What you are asked to do
Each entry below is to be transcribed exactly.

Data lines
* Begin *
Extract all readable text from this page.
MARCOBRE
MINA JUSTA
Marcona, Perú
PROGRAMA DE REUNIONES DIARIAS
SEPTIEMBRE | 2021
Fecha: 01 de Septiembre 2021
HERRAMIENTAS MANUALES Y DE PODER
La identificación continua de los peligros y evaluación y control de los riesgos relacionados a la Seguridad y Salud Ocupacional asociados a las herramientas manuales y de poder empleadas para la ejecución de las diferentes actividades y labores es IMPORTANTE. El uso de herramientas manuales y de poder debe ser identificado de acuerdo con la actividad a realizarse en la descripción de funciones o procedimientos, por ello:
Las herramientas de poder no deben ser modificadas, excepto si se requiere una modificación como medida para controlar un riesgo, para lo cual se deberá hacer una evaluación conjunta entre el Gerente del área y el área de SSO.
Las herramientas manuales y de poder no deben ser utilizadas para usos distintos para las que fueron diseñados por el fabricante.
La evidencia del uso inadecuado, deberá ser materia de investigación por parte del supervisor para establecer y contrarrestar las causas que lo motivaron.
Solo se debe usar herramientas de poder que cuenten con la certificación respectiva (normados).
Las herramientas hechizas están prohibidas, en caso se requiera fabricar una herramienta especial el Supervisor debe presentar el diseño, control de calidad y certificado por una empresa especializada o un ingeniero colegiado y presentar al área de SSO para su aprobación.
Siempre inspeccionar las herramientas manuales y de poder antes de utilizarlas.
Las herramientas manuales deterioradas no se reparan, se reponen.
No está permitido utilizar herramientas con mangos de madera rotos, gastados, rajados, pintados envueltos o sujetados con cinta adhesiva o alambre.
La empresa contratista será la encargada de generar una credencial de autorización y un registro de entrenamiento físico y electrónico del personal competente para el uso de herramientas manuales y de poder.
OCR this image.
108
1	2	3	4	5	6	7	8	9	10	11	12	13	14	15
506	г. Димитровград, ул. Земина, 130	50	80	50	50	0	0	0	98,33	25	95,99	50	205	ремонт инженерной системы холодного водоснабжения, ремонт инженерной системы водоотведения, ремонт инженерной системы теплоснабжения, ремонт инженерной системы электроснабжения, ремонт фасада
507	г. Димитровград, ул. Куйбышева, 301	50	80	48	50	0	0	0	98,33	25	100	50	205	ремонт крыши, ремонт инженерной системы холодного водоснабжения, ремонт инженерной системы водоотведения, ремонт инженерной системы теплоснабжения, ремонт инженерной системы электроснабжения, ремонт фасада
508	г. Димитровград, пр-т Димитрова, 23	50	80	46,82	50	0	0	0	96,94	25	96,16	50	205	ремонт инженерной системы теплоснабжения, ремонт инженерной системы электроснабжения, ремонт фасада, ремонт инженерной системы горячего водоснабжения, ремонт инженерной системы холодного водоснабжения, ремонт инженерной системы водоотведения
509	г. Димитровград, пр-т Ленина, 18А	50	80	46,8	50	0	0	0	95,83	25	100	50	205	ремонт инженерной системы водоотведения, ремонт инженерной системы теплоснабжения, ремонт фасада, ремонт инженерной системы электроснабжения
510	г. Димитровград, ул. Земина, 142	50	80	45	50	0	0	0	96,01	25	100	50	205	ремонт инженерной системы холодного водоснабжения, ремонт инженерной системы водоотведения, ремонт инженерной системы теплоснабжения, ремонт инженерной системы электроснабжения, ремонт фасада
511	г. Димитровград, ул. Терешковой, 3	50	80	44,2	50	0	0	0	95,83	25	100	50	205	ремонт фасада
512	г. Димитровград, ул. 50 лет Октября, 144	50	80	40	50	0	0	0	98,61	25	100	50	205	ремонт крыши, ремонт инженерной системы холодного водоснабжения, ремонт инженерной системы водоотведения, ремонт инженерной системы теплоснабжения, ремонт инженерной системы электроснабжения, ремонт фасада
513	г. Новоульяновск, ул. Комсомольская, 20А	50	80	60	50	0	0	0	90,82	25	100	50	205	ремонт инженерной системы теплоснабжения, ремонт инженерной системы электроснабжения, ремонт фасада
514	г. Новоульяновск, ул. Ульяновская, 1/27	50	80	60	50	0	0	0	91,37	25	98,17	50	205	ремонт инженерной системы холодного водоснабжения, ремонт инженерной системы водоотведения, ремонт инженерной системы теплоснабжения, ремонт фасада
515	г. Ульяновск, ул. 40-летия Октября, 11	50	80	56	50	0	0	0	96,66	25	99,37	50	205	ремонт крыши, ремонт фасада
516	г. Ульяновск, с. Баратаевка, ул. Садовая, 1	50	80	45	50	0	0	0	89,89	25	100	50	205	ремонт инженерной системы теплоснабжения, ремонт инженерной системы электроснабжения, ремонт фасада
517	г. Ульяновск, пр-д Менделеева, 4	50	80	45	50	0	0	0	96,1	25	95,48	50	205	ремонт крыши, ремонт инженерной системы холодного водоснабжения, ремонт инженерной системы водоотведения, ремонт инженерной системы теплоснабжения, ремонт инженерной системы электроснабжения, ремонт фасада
* End *
Task output
Extract all readable text from this page.
MARCOBRE
MINA JUSTA
Marcona, Perú
PROGRAMA DE REUNIONES DIARIAS
SEPTIEMBRE | 2021
Fecha: 01 de Septiembre 2021
HERRAMIENTAS MANUALES Y DE PODER
La identificación continua de los peligros y evaluación y control de los riesgos relacionados a la Seguridad y Salud Ocupacional asociados a las herramientas manuales y de poder empleadas para la ejecución de las diferentes actividades y labores es IMPORTANTE. El uso de herramientas manuales y de poder debe ser identificado de acuerdo con la actividad a realizarse en la descripción de funciones o procedimientos, por ello:
Las herramientas de poder no deben ser modificadas, excepto si se requiere una modificación como medida para controlar un riesgo, para lo cual se deberá hacer una evaluación conjunta entre el Gerente del área y el área de SSO.
Las herramientas manuales y de poder no deben ser utilizadas para usos distintos para las que fueron diseñados por el fabricante.
La evidencia del uso inadecuado, deberá ser materia de investigación por parte del supervisor para establecer y contrarrestar las causas que lo motivaron.
Solo se debe usar herramientas de poder que cuenten con la certificación respectiva (normados).
Las herramientas hechizas están prohibidas, en caso se requiera fabricar una herramienta especial el Supervisor debe presentar el diseño, control de calidad y certificado por una empresa especializada o un ingeniero colegiado y presentar al área de SSO para su aprobación.
Siempre inspeccionar las herramientas manuales y de poder antes de utilizarlas.
Las herramientas manuales deterioradas no se reparan, se reponen.
No está permitido utilizar herramientas con mangos de madera rotos, gastados, rajados, pintados envueltos o sujetados con cinta adhesiva o alambre.
La empresa contratista será la encargada de generar una credencial de autorización y un registro de entrenamiento físico y electrónico del personal competente para el uso de herramientas manuales y de poder.
OCR this image.
108
1	2	3	4	5	6	7	8	9	10	11	12	13	14	15
506	г. Димитровград, ул. Земина, 130	50	80	50	50	0	0	0	98,33	25	95,99	50	205	ремонт инженерной системы холодного водоснабжения, ремонт инженерной системы водоотведения, ремонт инженерной системы теплоснабжения, ремонт инженерной системы электроснабжения, ремонт фасада
507	г. Димитровград, ул. Куйбышева, 301	50	80	48	50	0	0	0	98,33	25	100	50	205	ремонт крыши, ремонт инженерной системы холодного водоснабжения, ремонт инженерной системы водоотведения, ремонт инженерной системы теплоснабжения, ремонт инженерной системы электроснабжения, ремонт фасада
508	г. Димитровград, пр-т Димитрова, 23	50	80	46,82	50	0	0	0	96,94	25	96,16	50	205	ремонт инженерной системы теплоснабжения, ремонт инженерной системы электроснабжения, ремонт фасада, ремонт инженерной системы горячего водоснабжения, ремонт инженерной системы холодного водоснабжения, ремонт инженерной системы водоотведения
509	г. Димитровград, пр-т Ленина, 18А	50	80	46,8	50	0	0	0	95,83	25	100	50	205	ремонт инженерной системы водоотведения, ремонт инженерной системы теплоснабжения, ремонт фасада, ремонт инженерной системы электроснабжения
510	г. Димитровград, ул. Земина, 142	50	80	45	50	0	0	0	96,01	25	100	50	205	ремонт инженерной системы холодного водоснабжения, ремонт инженерной системы водоотведения, ремонт инженерной системы теплоснабжения, ремонт инженерной системы электроснабжения, ремонт фасада
511	г. Димитровград, ул. Терешковой, 3	50	80	44,2	50	0	0	0	95,83	25	100	50	205	ремонт фасада
512	г. Димитровград, ул. 50 лет Октября, 144	50	80	40	50	0	0	0	98,61	25	100	50	205	ремонт крыши, ремонт инженерной системы холодного водоснабжения, ремонт инженерной системы водоотведения, ремонт инженерной системы теплоснабжения, ремонт инженерной системы электроснабжения, ремонт фасада
513	г. Новоульяновск, ул. Комсомольская, 20А	50	80	60	50	0	0	0	90,82	25	100	50	205	ремонт инженерной системы теплоснабжения, ремонт инженерной системы электроснабжения, ремонт фасада
514	г. Новоульяновск, ул. Ульяновская, 1/27	50	80	60	50	0	0	0	91,37	25	98,17	50	205	ремонт инженерной системы холодного водоснабжения, ремонт инженерной системы водоотведения, ремонт инженерной системы теплоснабжения, ремонт фасада
515	г. Ульяновск, ул. 40-летия Октября, 11	50	80	56	50	0	0	0	96,66	25	99,37	50	205	ремонт крыши, ремонт фасада
516	г. Ульяновск, с. Баратаевка, ул. Садовая, 1	50	80	45	50	0	0	0	89,89	25	100	50	205	ремонт инженерной системы теплоснабжения, ремонт инженерной системы электроснабжения, ремонт фасада
517	г. Ульяновск, пр-д Менделеева, 4	50	80	45	50	0	0	0	96,1	25	95,48	50	205	ремонт крыши, ремонт инженерной системы холодного водоснабжения, ремонт инженерной системы водоотведения, ремонт инженерной системы теплоснабжения, ремонт инженерной системы электроснабжения, ремонт фасада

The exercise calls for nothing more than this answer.